Task details: Transcribe the records below exactly as they appear.

-- begin Data to process --

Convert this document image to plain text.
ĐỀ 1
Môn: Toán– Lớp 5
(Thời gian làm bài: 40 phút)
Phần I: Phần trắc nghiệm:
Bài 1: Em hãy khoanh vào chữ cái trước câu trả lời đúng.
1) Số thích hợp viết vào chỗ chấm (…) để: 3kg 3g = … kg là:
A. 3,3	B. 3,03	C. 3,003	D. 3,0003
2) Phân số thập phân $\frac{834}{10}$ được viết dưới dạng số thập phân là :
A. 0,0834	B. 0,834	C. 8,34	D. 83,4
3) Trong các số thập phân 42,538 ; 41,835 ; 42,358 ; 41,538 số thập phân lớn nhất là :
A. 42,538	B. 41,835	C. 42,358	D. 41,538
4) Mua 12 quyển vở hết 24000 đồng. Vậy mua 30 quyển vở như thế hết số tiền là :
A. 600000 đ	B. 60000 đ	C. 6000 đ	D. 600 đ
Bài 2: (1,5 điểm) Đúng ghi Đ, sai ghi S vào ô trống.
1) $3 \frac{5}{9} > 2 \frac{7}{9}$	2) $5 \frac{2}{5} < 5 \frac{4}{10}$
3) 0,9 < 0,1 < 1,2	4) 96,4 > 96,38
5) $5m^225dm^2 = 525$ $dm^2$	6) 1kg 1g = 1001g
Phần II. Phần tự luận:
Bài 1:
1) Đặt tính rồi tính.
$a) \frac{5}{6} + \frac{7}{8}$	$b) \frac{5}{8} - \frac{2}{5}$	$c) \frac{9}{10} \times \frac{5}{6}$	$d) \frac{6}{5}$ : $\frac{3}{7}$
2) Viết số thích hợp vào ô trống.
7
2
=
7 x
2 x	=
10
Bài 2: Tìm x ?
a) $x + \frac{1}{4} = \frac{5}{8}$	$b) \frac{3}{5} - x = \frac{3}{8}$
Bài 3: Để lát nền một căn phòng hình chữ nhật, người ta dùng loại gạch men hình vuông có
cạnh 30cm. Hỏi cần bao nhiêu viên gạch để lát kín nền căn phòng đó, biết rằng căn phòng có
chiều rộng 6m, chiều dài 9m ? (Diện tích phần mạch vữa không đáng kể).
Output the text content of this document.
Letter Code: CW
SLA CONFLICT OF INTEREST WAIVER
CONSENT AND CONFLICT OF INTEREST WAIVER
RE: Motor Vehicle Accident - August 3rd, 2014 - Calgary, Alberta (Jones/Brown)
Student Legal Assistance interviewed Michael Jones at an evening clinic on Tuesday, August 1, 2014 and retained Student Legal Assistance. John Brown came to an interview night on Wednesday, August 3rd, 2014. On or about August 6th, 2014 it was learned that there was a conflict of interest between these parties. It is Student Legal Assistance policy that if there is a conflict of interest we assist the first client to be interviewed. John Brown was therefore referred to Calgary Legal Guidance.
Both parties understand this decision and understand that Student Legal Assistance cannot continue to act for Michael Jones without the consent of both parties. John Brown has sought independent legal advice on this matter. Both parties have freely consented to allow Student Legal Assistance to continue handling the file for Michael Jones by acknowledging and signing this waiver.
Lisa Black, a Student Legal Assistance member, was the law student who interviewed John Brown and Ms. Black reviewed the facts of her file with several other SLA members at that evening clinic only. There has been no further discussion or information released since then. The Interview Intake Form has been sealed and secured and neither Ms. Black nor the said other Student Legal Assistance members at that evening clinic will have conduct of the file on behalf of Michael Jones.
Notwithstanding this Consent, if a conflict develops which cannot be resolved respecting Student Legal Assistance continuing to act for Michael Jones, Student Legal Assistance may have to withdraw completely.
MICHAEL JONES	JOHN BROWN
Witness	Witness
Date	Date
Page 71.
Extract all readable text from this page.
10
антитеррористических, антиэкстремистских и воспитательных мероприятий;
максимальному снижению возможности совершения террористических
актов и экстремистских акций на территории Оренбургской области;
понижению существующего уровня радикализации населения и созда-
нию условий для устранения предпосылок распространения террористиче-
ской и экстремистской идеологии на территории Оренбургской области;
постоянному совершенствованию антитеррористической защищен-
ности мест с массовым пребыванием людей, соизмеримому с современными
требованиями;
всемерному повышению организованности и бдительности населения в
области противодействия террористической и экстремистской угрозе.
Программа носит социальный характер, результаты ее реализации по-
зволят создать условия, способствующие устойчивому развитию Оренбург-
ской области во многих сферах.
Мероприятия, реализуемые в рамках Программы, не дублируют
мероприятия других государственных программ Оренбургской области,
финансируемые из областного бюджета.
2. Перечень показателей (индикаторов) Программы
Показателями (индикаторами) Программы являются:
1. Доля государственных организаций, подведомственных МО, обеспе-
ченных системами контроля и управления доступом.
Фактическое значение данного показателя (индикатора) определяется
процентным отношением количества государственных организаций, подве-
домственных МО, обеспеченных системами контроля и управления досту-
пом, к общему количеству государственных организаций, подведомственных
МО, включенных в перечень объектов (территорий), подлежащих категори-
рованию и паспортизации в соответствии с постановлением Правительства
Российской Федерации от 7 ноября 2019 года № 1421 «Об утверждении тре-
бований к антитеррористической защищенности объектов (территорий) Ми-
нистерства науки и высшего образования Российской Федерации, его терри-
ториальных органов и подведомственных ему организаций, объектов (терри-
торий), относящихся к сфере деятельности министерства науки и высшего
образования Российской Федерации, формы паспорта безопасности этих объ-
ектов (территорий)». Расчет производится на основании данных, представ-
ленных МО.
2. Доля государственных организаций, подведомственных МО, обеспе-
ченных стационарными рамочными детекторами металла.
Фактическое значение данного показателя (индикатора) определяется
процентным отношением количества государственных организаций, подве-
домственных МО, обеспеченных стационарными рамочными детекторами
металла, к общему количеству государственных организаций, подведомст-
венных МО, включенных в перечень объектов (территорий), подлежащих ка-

-- end Data to process --

The completed task:
Convert this document image to plain text.
ĐỀ 1
Môn: Toán– Lớp 5
(Thời gian làm bài: 40 phút)
Phần I: Phần trắc nghiệm:
Bài 1: Em hãy khoanh vào chữ cái trước câu trả lời đúng.
1) Số thích hợp viết vào chỗ chấm (…) để: 3kg 3g = … kg là:
A. 3,3	B. 3,03	C. 3,003	D. 3,0003
2) Phân số thập phân $\frac{834}{10}$ được viết dưới dạng số thập phân là :
A. 0,0834	B. 0,834	C. 8,34	D. 83,4
3) Trong các số thập phân 42,538 ; 41,835 ; 42,358 ; 41,538 số thập phân lớn nhất là :
A. 42,538	B. 41,835	C. 42,358	D. 41,538
4) Mua 12 quyển vở hết 24000 đồng. Vậy mua 30 quyển vở như thế hết số tiền là :
A. 600000 đ	B. 60000 đ	C. 6000 đ	D. 600 đ
Bài 2: (1,5 điểm) Đúng ghi Đ, sai ghi S vào ô trống.
1) $3 \frac{5}{9} > 2 \frac{7}{9}$	2) $5 \frac{2}{5} < 5 \frac{4}{10}$
3) 0,9 < 0,1 < 1,2	4) 96,4 > 96,38
5) $5m^225dm^2 = 525$ $dm^2$	6) 1kg 1g = 1001g
Phần II. Phần tự luận:
Bài 1:
1) Đặt tính rồi tính.
$a) \frac{5}{6} + \frac{7}{8}$	$b) \frac{5}{8} - \frac{2}{5}$	$c) \frac{9}{10} \times \frac{5}{6}$	$d) \frac{6}{5}$ : $\frac{3}{7}$
2) Viết số thích hợp vào ô trống.
7
2
=
7 x
2 x	=
10
Bài 2: Tìm x ?
a) $x + \frac{1}{4} = \frac{5}{8}$	$b) \frac{3}{5} - x = \frac{3}{8}$
Bài 3: Để lát nền một căn phòng hình chữ nhật, người ta dùng loại gạch men hình vuông có
cạnh 30cm. Hỏi cần bao nhiêu viên gạch để lát kín nền căn phòng đó, biết rằng căn phòng có
chiều rộng 6m, chiều dài 9m ? (Diện tích phần mạch vữa không đáng kể).
Output the text content of this document.
Letter Code: CW
SLA CONFLICT OF INTEREST WAIVER
CONSENT AND CONFLICT OF INTEREST WAIVER
RE: Motor Vehicle Accident - August 3rd, 2014 - Calgary, Alberta (Jones/Brown)
Student Legal Assistance interviewed Michael Jones at an evening clinic on Tuesday, August 1, 2014 and retained Student Legal Assistance. John Brown came to an interview night on Wednesday, August 3rd, 2014. On or about August 6th, 2014 it was learned that there was a conflict of interest between these parties. It is Student Legal Assistance policy that if there is a conflict of interest we assist the first client to be interviewed. John Brown was therefore referred to Calgary Legal Guidance.
Both parties understand this decision and understand that Student Legal Assistance cannot continue to act for Michael Jones without the consent of both parties. John Brown has sought independent legal advice on this matter. Both parties have freely consented to allow Student Legal Assistance to continue handling the file for Michael Jones by acknowledging and signing this waiver.
Lisa Black, a Student Legal Assistance member, was the law student who interviewed John Brown and Ms. Black reviewed the facts of her file with several other SLA members at that evening clinic only. There has been no further discussion or information released since then. The Interview Intake Form has been sealed and secured and neither Ms. Black nor the said other Student Legal Assistance members at that evening clinic will have conduct of the file on behalf of Michael Jones.
Notwithstanding this Consent, if a conflict develops which cannot be resolved respecting Student Legal Assistance continuing to act for Michael Jones, Student Legal Assistance may have to withdraw completely.
MICHAEL JONES	JOHN BROWN
Witness	Witness
Date	Date
Page 71.
Extract all readable text from this page.
10
антитеррористических, антиэкстремистских и воспитательных мероприятий;
максимальному снижению возможности совершения террористических
актов и экстремистских акций на территории Оренбургской области;
понижению существующего уровня радикализации населения и созда-
нию условий для устранения предпосылок распространения террористиче-
ской и экстремистской идеологии на территории Оренбургской области;
постоянному совершенствованию антитеррористической защищен-
ности мест с массовым пребыванием людей, соизмеримому с современными
требованиями;
всемерному повышению организованности и бдительности населения в
области противодействия террористической и экстремистской угрозе.
Программа носит социальный характер, результаты ее реализации по-
зволят создать условия, способствующие устойчивому развитию Оренбург-
ской области во многих сферах.
Мероприятия, реализуемые в рамках Программы, не дублируют
мероприятия других государственных программ Оренбургской области,
финансируемые из областного бюджета.
2. Перечень показателей (индикаторов) Программы
Показателями (индикаторами) Программы являются:
1. Доля государственных организаций, подведомственных МО, обеспе-
ченных системами контроля и управления доступом.
Фактическое значение данного показателя (индикатора) определяется
процентным отношением количества государственных организаций, подве-
домственных МО, обеспеченных системами контроля и управления досту-
пом, к общему количеству государственных организаций, подведомственных
МО, включенных в перечень объектов (территорий), подлежащих категори-
рованию и паспортизации в соответствии с постановлением Правительства
Российской Федерации от 7 ноября 2019 года № 1421 «Об утверждении тре-
бований к антитеррористической защищенности объектов (территорий) Ми-
нистерства науки и высшего образования Российской Федерации, его терри-
ториальных органов и подведомственных ему организаций, объектов (терри-
торий), относящихся к сфере деятельности министерства науки и высшего
образования Российской Федерации, формы паспорта безопасности этих объ-
ектов (территорий)». Расчет производится на основании данных, представ-
ленных МО.
2. Доля государственных организаций, подведомственных МО, обеспе-
ченных стационарными рамочными детекторами металла.
Фактическое значение данного показателя (индикатора) определяется
процентным отношением количества государственных организаций, подве-
домственных МО, обеспеченных стационарными рамочными детекторами
металла, к общему количеству государственных организаций, подведомст-
венных МО, включенных в перечень объектов (территорий), подлежащих ка-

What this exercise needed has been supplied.